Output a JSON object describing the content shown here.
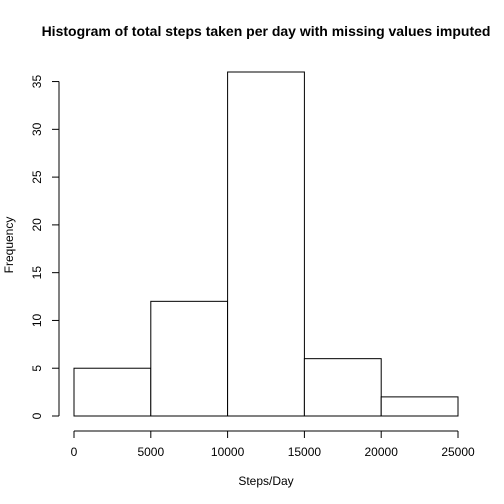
{
  "chart_data": {
    "type": "bar",
    "title": "Histogram of total steps taken per day with missing values imputed",
    "xlabel": "Steps/Day",
    "ylabel": "Frequency",
    "bins": [
      {
        "start": 0,
        "end": 5000,
        "count": 5
      },
      {
        "start": 5000,
        "end": 10000,
        "count": 12
      },
      {
        "start": 10000,
        "end": 15000,
        "count": 36
      },
      {
        "start": 15000,
        "end": 20000,
        "count": 6
      },
      {
        "start": 20000,
        "end": 25000,
        "count": 2
      }
    ],
    "xlim": [
      0,
      25000
    ],
    "ylim": [
      0,
      36
    ],
    "x_ticks": [
      0,
      5000,
      10000,
      15000,
      20000,
      25000
    ],
    "y_ticks": [
      0,
      5,
      10,
      15,
      20,
      25,
      30,
      35
    ],
    "grid": false,
    "legend": "none",
    "colors": {
      "bar_fill": "#ffffff",
      "bar_stroke": "#000000"
    }
  }
}
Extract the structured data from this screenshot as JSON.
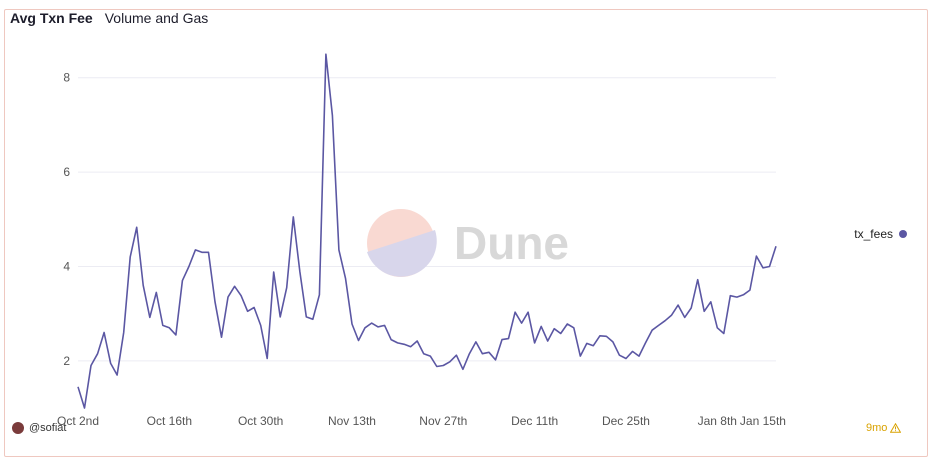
{
  "header": {
    "title": "Avg Txn Fee",
    "subtitle": "Volume and Gas"
  },
  "footer": {
    "username": "@sofiat",
    "age_badge": "9mo",
    "warning_icon": "warning-triangle-icon"
  },
  "watermark": {
    "text": "Dune"
  },
  "colors": {
    "line": "#5b57a3",
    "grid": "#ececf3",
    "watermark_top": "#f9d9d2",
    "watermark_bottom": "#d8d6eb",
    "watermark_text": "#d8d8d8"
  },
  "chart_data": {
    "type": "line",
    "x_start": "2023-10-02",
    "x_ticks": [
      "Oct 2nd",
      "Oct 16th",
      "Oct 30th",
      "Nov 13th",
      "Nov 27th",
      "Dec 11th",
      "Dec 25th",
      "Jan 8th",
      "Jan 15th"
    ],
    "y_ticks": [
      "2",
      "4",
      "6",
      "8"
    ],
    "ylim": [
      1,
      8.8
    ],
    "grid": true,
    "legend_position": "right",
    "series": [
      {
        "name": "tx_fees",
        "color": "#5b57a3",
        "values": [
          1.45,
          1.0,
          1.9,
          2.15,
          2.6,
          1.95,
          1.7,
          2.6,
          4.2,
          4.83,
          3.6,
          2.92,
          3.45,
          2.75,
          2.7,
          2.55,
          3.7,
          4.0,
          4.35,
          4.3,
          4.3,
          3.25,
          2.5,
          3.35,
          3.58,
          3.38,
          3.05,
          3.13,
          2.75,
          2.05,
          3.88,
          2.93,
          3.55,
          5.05,
          3.9,
          2.93,
          2.88,
          3.4,
          8.5,
          7.2,
          4.35,
          3.75,
          2.78,
          2.43,
          2.7,
          2.8,
          2.72,
          2.75,
          2.45,
          2.38,
          2.35,
          2.3,
          2.42,
          2.15,
          2.1,
          1.88,
          1.9,
          1.98,
          2.12,
          1.82,
          2.15,
          2.4,
          2.15,
          2.18,
          2.02,
          2.45,
          2.47,
          3.03,
          2.8,
          3.03,
          2.38,
          2.73,
          2.42,
          2.68,
          2.58,
          2.78,
          2.7,
          2.1,
          2.37,
          2.32,
          2.53,
          2.52,
          2.4,
          2.12,
          2.05,
          2.2,
          2.1,
          2.38,
          2.65,
          2.75,
          2.85,
          2.97,
          3.18,
          2.92,
          3.12,
          3.72,
          3.05,
          3.25,
          2.7,
          2.58,
          3.38,
          3.35,
          3.4,
          3.5,
          4.22,
          3.97,
          4.0,
          4.43
        ]
      }
    ]
  }
}
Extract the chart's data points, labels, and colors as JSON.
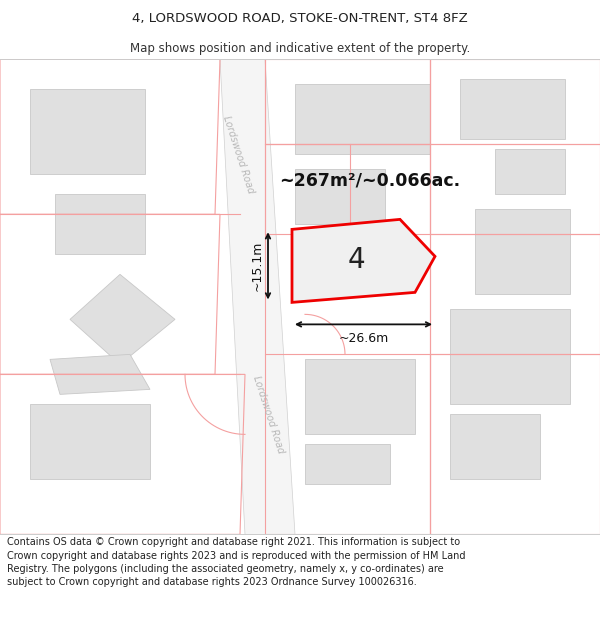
{
  "title_line1": "4, LORDSWOOD ROAD, STOKE-ON-TRENT, ST4 8FZ",
  "title_line2": "Map shows position and indicative extent of the property.",
  "footer_text": "Contains OS data © Crown copyright and database right 2021. This information is subject to Crown copyright and database rights 2023 and is reproduced with the permission of HM Land Registry. The polygons (including the associated geometry, namely x, y co-ordinates) are subject to Crown copyright and database rights 2023 Ordnance Survey 100026316.",
  "bg_color": "#ffffff",
  "map_bg_color": "#ffffff",
  "building_color": "#e0e0e0",
  "building_stroke": "#c8c8c8",
  "pink_line": "#f4a0a0",
  "red_outline": "#ee0000",
  "dim_line_color": "#111111",
  "road_fill": "#f5f5f5",
  "road_edge": "#d8d8d8",
  "label_4": "4",
  "area_label": "~267m²/~0.066ac.",
  "dim_width": "~26.6m",
  "dim_height": "~15.1m",
  "road_label_top": "Lordswood Road",
  "road_label_bot": "Lordswood Road",
  "title_fontsize": 9.5,
  "subtitle_fontsize": 8.5,
  "footer_fontsize": 7.0
}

Problem statement: Select every line of the records holding the string "with".

The response:
    "title": "Histogram of total steps taken per day with missing values imputed",
  "footer_text": "Contains OS data © Crown copyright and database right 2021. This information is subject to Crown copyright and database rights 2023 and is reproduced with the permission of HM Land Registry. The polygons (including the associated geometry, namely x, y co-ordinates) are subject to Crown copyright and database rights 2023 Ordnance Survey 100026316.",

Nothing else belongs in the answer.